=== Text ===
It’s at this moment that I decide to be civilized rather than selfish. Sure, I’d rather just leave the cart in the middle of the parking lot or hang it over a landscaped curb. But am I really so sniveling and lazy that I can’t walk a few yards to put something back where it belongs?

It is precisely the absurdity of this question that confronts me every time I see a parking lot littered with the carts of my fellow citizens who apparently couldn’t pass even so basic a moral test. In all honesty, if there’s a more reliable indicator of the moral development of a community than the ratio of carts returned properly to those not, I’m unable to imagine what it would be.

Stop fighting the wrong battle.

The Theory of Evolution claims that everything about humans can be explained by slow steady natural developments over time from other forms of life. And Christians (myself included) have expended countless hours and pages refuting the archaeological and geological evidence. But in the process of denying that man physically descended from other animals, we have missed the point entirely.

It is not man’s physical make-up that make us unique. In these things, we are very much in the animal kingdom, even according to the Bible. What makes us unique from animals are things like music, art, reasoning, games, religion, morality, tools, monogamy, and generosity.

And whether you believe Evolution gives a dubious or a credible account of our physical heritage, it gives no account or evidence whatsoever of how these things might have gradually developed from animal ancestors. For all the similarities we share with beasts in our bodies, we are incomparably different in every other area. And it is this radical distinctness which demonstrates us to be that mixture of the natural and the Divine on which the Biblical story really depends.

It's bigger than anyone realizes.

Everybody underestimates the Gospel. Non-Christians do so because they don’t yet accept its reality or grasp its importance. But Christians do so precisely because we think we already have. If the Gospel is God’s plan for putting right everything that’s wrong with the world, well everything is a lot.
===
Exercises =>
1/ Answer these about the passage:
(a) What does the writer call the most reliable indicator of a community's moral development?
(b) What evidence have Christians spent countless hours and pages refuting?
(c) Why do Christians underestimate the Gospel?
2/ Output the passage word for word, starting with "It is precisely" and going on through "the point entirely.".
The records come from a different source than the passage.
=== Entries provided ===
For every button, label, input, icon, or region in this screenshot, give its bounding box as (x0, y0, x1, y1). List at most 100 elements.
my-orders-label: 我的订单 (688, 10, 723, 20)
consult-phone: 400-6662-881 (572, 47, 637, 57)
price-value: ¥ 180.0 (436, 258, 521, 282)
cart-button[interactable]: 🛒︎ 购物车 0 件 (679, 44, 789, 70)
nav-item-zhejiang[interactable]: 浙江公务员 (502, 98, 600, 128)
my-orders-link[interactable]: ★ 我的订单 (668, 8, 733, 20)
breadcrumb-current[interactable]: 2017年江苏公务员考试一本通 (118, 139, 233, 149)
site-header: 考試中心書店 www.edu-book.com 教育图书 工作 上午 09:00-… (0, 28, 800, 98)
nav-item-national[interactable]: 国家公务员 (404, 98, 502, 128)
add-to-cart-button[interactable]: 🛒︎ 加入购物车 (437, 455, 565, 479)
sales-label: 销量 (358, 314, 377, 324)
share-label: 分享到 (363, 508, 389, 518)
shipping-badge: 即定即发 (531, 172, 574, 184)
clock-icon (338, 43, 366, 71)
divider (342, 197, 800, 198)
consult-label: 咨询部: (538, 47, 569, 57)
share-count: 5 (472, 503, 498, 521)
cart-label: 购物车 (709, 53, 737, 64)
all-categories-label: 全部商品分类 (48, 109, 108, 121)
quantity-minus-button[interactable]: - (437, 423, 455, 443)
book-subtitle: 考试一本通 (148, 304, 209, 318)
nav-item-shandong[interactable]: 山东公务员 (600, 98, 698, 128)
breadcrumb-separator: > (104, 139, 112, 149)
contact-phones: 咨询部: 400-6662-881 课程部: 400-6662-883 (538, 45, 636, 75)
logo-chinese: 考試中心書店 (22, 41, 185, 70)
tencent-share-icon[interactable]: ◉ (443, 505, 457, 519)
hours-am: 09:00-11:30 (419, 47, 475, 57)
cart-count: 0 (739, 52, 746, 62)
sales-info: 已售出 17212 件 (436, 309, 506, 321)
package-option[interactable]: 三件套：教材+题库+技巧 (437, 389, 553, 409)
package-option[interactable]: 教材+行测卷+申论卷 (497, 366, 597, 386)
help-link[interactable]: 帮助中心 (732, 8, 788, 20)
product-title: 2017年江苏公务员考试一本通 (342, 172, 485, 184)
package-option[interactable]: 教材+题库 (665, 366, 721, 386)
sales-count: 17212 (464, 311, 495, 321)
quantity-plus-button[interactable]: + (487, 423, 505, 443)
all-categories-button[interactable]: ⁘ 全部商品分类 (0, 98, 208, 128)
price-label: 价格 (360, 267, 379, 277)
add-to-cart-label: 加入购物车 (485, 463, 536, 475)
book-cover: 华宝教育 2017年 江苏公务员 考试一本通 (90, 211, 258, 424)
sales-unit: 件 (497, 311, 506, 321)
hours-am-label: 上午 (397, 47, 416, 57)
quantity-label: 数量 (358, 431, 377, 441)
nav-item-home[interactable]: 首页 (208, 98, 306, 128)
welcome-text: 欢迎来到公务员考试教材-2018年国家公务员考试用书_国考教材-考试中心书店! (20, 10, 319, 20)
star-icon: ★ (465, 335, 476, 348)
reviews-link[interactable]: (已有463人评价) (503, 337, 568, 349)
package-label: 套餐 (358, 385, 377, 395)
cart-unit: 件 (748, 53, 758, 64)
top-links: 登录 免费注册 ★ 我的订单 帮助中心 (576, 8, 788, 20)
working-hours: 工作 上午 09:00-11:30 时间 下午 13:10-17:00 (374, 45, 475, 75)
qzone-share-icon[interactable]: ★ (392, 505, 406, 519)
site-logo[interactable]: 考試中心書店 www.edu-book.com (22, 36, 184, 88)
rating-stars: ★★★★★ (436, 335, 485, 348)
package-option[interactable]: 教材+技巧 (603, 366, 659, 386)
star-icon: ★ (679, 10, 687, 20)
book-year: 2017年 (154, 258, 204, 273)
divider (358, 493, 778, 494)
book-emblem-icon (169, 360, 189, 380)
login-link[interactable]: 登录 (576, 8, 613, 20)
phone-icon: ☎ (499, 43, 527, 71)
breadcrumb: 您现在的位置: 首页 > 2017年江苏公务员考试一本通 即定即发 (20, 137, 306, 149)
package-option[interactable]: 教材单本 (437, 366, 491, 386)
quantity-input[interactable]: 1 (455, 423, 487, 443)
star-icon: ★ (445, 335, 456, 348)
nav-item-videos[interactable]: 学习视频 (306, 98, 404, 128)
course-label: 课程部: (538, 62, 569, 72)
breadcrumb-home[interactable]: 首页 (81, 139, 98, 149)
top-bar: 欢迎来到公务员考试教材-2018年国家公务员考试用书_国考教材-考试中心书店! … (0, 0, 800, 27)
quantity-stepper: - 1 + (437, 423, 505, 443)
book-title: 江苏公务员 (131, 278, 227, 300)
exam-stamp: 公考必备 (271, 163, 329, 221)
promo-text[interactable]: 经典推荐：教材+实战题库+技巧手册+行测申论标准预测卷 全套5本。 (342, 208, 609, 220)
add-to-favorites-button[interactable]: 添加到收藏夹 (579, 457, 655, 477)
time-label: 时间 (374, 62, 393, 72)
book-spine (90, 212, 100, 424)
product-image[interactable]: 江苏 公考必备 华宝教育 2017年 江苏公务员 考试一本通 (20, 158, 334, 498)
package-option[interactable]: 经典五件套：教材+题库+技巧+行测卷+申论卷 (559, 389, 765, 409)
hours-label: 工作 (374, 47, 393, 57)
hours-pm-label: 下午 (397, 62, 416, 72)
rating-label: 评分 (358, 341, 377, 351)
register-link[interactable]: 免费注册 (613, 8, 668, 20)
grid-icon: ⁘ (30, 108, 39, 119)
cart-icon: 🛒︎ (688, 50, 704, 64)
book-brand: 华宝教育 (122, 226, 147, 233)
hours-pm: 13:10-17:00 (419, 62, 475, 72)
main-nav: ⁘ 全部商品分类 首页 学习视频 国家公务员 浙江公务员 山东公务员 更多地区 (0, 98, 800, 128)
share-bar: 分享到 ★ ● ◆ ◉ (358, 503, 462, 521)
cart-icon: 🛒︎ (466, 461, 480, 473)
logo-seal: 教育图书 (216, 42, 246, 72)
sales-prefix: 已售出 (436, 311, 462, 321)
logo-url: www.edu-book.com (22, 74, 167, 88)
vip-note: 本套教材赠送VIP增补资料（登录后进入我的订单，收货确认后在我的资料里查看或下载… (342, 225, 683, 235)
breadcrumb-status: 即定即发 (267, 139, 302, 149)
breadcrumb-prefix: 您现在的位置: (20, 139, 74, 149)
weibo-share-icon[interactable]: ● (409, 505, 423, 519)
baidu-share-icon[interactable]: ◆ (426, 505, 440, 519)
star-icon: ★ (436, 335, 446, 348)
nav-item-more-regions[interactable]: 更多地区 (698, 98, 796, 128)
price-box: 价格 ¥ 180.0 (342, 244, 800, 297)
===
Answers in order =>
1/
(a) The ratio of shopping carts returned properly to those not returned.
(b) The archaeological and geological evidence.
(c) Because they think they already accept its reality and grasp its importance.

2/
It is precisely the absurdity of this question that confronts me every time I see a parking lot littered with the carts of my fellow citizens who apparently couldn’t pass even so basic a moral test. In all honesty, if there’s a more reliable indicator of the moral development of a community than the ratio of carts returned properly to those not, I’m unable to imagine what it would be.

Stop fighting the wrong battle.

The Theory of Evolution claims that everything about humans can be explained by slow steady natural developments over time from other forms of life. And Christians (myself included) have expended countless hours and pages refuting the archaeological and geological evidence. But in the process of denying that man physically descended from other animals, we have missed the point entirely.